→ Objective
Transcribe the Delta Queen pilothouse text below from "More equipment." to "modern steering equipment.", keeping every word and punctuation mark unchanged.

→ Text extract
# # # #

Nori art photography


Nori art photography

Inside the Delta Queen pilothouse.


Nori art photography

Layers of communication equipment.


Nori art photography

More equipment.


The Inner Workings of the Delta Queen

Since the Delta Queen is a historic vessel, passengers are invited for a free tour of the pilothouse at scheduled times when the boat is tied up to shore. This is the room at the front of the boat, atop the Sun Deck, which offers the captain panoramic views of the river. The pilothouse once had a nine-foot wooden steering wheel, where three feet were below the floor. Cables connected the wheel through the boat to the rudders behind the paddlewheel. However, in the 1950s, when one of the cables broke and the boat ended up on a sandbar, the Greene family replaced the wheel with modern steering equipment.

# # # #

Dataset rows
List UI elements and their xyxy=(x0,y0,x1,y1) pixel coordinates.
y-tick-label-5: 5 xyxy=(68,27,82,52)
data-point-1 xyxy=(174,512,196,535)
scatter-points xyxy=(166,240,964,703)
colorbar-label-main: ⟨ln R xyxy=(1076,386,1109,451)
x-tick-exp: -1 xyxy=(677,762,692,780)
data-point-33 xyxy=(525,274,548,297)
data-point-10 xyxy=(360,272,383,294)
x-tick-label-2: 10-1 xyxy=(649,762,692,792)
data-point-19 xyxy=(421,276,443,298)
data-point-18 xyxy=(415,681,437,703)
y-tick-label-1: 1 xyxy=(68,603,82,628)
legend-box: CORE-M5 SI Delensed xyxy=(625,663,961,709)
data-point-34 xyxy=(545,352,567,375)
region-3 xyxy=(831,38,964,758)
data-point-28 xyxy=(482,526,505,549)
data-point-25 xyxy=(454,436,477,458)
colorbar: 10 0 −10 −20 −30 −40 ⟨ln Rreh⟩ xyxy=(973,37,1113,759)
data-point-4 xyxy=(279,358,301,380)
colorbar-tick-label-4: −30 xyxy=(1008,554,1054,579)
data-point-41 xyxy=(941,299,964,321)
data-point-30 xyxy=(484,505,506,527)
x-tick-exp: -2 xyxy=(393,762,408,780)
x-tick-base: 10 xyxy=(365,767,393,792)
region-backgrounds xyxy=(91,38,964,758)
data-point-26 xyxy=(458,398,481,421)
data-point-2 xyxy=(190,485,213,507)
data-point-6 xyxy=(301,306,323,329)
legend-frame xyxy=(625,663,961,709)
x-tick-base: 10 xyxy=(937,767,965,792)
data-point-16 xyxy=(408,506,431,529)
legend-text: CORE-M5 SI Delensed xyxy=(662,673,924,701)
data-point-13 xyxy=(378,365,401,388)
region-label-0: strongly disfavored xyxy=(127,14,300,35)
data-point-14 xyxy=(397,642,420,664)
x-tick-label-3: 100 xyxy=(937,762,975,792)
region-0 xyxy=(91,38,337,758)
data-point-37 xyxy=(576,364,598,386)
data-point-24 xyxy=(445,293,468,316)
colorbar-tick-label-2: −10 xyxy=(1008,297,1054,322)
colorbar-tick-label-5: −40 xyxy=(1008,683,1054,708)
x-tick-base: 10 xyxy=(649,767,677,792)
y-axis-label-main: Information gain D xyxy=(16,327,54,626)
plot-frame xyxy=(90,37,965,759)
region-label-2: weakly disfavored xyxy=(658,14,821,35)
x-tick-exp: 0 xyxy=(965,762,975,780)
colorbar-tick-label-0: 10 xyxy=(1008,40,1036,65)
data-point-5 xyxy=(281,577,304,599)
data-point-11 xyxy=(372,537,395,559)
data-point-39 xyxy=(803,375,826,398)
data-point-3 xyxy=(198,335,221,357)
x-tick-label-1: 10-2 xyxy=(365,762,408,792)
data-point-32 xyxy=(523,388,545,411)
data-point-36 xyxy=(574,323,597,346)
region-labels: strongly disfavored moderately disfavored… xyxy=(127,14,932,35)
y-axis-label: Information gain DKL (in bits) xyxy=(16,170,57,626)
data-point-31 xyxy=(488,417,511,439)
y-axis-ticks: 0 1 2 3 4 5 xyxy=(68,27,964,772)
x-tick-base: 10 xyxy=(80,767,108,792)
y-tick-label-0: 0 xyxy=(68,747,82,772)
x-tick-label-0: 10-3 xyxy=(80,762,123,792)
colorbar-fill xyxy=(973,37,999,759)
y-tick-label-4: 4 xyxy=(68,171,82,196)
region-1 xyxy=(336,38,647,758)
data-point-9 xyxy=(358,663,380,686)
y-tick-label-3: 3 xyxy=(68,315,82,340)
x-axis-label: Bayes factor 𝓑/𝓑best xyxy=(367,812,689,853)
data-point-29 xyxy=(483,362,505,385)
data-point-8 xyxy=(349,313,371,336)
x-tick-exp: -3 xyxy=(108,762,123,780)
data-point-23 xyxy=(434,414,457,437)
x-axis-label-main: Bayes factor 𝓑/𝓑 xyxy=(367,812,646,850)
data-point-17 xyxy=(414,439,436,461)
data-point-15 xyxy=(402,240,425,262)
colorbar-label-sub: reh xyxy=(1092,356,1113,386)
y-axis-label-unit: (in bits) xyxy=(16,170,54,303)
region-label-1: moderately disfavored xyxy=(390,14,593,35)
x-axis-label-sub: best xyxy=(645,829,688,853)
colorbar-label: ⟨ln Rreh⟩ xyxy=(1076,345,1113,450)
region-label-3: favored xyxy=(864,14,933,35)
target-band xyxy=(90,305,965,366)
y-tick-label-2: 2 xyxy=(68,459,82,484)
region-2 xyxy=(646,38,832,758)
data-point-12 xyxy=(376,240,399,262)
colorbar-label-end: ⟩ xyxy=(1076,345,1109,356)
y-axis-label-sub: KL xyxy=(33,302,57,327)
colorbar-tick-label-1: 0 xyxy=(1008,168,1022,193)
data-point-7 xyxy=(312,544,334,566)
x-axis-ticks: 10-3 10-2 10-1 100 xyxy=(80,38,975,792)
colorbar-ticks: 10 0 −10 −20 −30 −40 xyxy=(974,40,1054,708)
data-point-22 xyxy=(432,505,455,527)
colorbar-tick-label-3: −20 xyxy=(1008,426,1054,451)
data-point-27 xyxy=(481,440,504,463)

# # # #

→ Reply
More equipment.


The Inner Workings of the Delta Queen

Since the Delta Queen is a historic vessel, passengers are invited for a free tour of the pilothouse at scheduled times when the boat is tied up to shore. This is the room at the front of the boat, atop the Sun Deck, which offers the captain panoramic views of the river. The pilothouse once had a nine-foot wooden steering wheel, where three feet were below the floor. Cables connected the wheel through the boat to the rudders behind the paddlewheel. However, in the 1950s, when one of the cables broke and the boat ended up on a sandbar, the Greene family replaced the wheel with modern steering equipment.